■ TASK DESCRIPTION
Each entry below is to be written out exactly, and the pictures are to be left out.

____

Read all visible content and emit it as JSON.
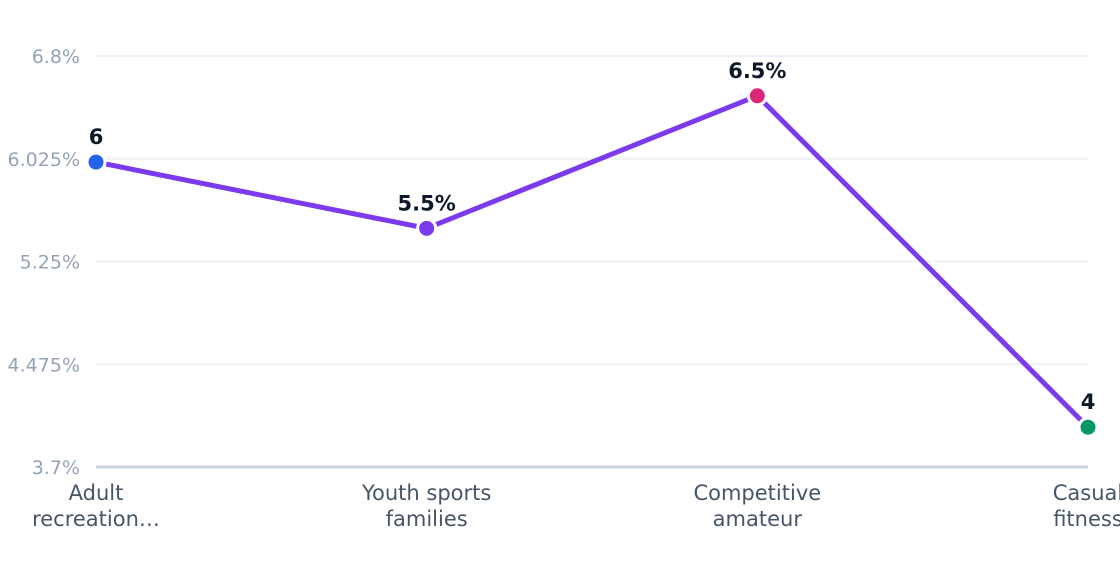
{
  "chart_data": {
    "type": "line",
    "categories": [
      [
        "Adult",
        "recreation…"
      ],
      [
        "Youth sports",
        "families"
      ],
      [
        "Competitive",
        "amateur"
      ],
      [
        "Casual",
        "fitness"
      ]
    ],
    "values": [
      6.0,
      5.5,
      6.5,
      4.0
    ],
    "data_labels": [
      "6",
      "5.5%",
      "6.5%",
      "4"
    ],
    "point_colors": [
      "#2563eb",
      "#7c3aed",
      "#db2777",
      "#059669"
    ],
    "line_color": "#7c3aed",
    "y_ticks": [
      "3.7%",
      "4.475%",
      "5.25%",
      "6.025%",
      "6.8%"
    ],
    "y_tick_values": [
      3.7,
      4.475,
      5.25,
      6.025,
      6.8
    ],
    "ylim": [
      3.7,
      6.8
    ],
    "grid": true,
    "legend": false,
    "title": "",
    "xlabel": "",
    "ylabel": ""
  }
}
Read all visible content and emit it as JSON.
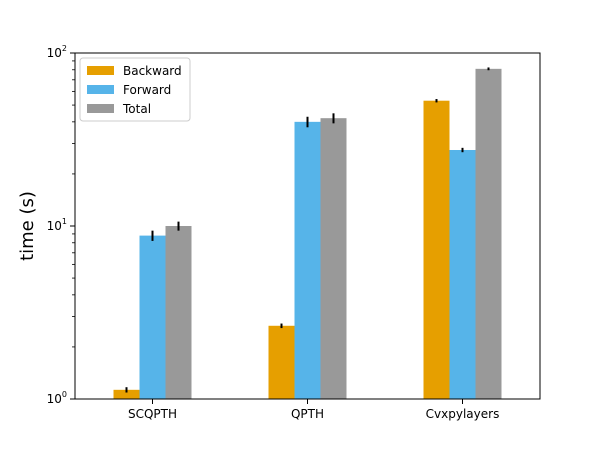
{
  "chart_data": {
    "type": "bar",
    "title": "",
    "xlabel": "",
    "ylabel": "time (s)",
    "yscale": "log",
    "ylim": [
      1,
      100
    ],
    "yticks": [
      {
        "value": 1,
        "base": "10",
        "exp": "0"
      },
      {
        "value": 10,
        "base": "10",
        "exp": "1"
      },
      {
        "value": 100,
        "base": "10",
        "exp": "2"
      }
    ],
    "categories": [
      "SCQPTH",
      "QPTH",
      "Cvxpylayers"
    ],
    "series": [
      {
        "name": "Backward",
        "color": "#e69f00",
        "values": [
          1.13,
          2.65,
          53
        ],
        "errors": [
          0.04,
          0.08,
          1.2
        ]
      },
      {
        "name": "Forward",
        "color": "#56b4e9",
        "values": [
          8.8,
          40,
          27.5
        ],
        "errors": [
          0.6,
          2.8,
          0.8
        ]
      },
      {
        "name": "Total",
        "color": "#999999",
        "values": [
          10,
          42,
          81
        ],
        "errors": [
          0.6,
          2.8,
          1.5
        ]
      }
    ],
    "legend_position": "top-left",
    "grid": false
  }
}
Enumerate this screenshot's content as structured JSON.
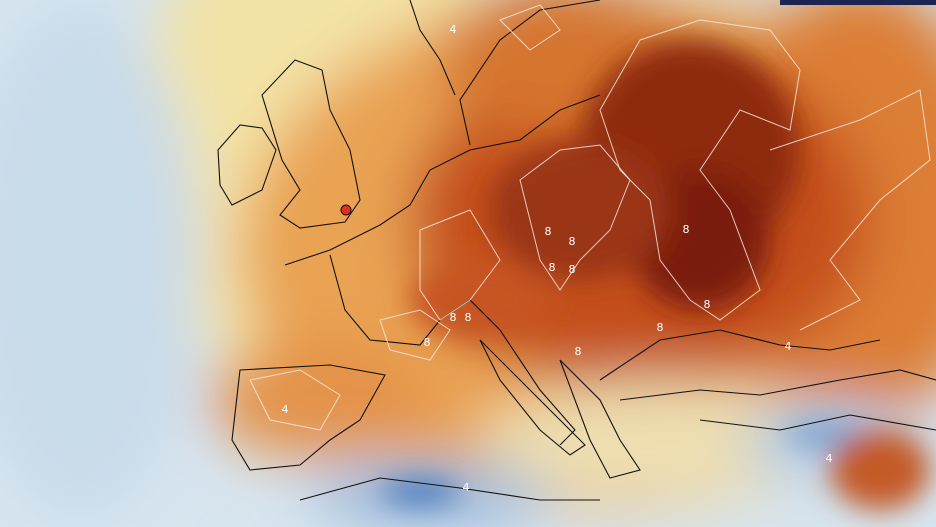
{
  "contour_labels": [
    "4",
    "8",
    "8",
    "8",
    "8",
    "8",
    "8",
    "8",
    "8",
    "8",
    "8",
    "8",
    "4",
    "4",
    "4",
    "4"
  ]
}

____

■ RESPONSE BELOW
Read all visible content and emit it as JSON.
{
  "chart_data": {
    "type": "line",
    "categories": [
      [
        "Adult",
        "recreation…"
      ],
      [
        "Youth sports",
        "families"
      ],
      [
        "Competitive",
        "amateur"
      ],
      [
        "Casual",
        "fitness"
      ]
    ],
    "values": [
      6.0,
      5.5,
      6.5,
      4.0
    ],
    "data_labels": [
      "6",
      "5.5%",
      "6.5%",
      "4"
    ],
    "point_colors": [
      "#2563eb",
      "#7c3aed",
      "#db2777",
      "#059669"
    ],
    "line_color": "#7c3aed",
    "y_ticks": [
      "3.7%",
      "4.475%",
      "5.25%",
      "6.025%",
      "6.8%"
    ],
    "y_tick_values": [
      3.7,
      4.475,
      5.25,
      6.025,
      6.8
    ],
    "ylim": [
      3.7,
      6.8
    ],
    "grid": true,
    "legend": false,
    "title": "",
    "xlabel": "",
    "ylabel": ""
  }
}
Read all visible content and emit it as JSON.
{
  "chart_data": {
    "type": "bar",
    "title": "",
    "xlabel": "",
    "ylabel": "time (s)",
    "yscale": "log",
    "ylim": [
      1,
      100
    ],
    "yticks": [
      {
        "value": 1,
        "base": "10",
        "exp": "0"
      },
      {
        "value": 10,
        "base": "10",
        "exp": "1"
      },
      {
        "value": 100,
        "base": "10",
        "exp": "2"
      }
    ],
    "categories": [
      "SCQPTH",
      "QPTH",
      "Cvxpylayers"
    ],
    "series": [
      {
        "name": "Backward",
        "color": "#e69f00",
        "values": [
          1.13,
          2.65,
          53
        ],
        "errors": [
          0.04,
          0.08,
          1.2
        ]
      },
      {
        "name": "Forward",
        "color": "#56b4e9",
        "values": [
          8.8,
          40,
          27.5
        ],
        "errors": [
          0.6,
          2.8,
          0.8
        ]
      },
      {
        "name": "Total",
        "color": "#999999",
        "values": [
          10,
          42,
          81
        ],
        "errors": [
          0.6,
          2.8,
          1.5
        ]
      }
    ],
    "legend_position": "top-left",
    "grid": false
  }
}
Enumerate this screenshot's content as structured JSON.
{
  "contour_labels": [
    "4",
    "8",
    "8",
    "8",
    "8",
    "8",
    "8",
    "8",
    "8",
    "8",
    "8",
    "8",
    "4",
    "4",
    "4",
    "4"
  ]
}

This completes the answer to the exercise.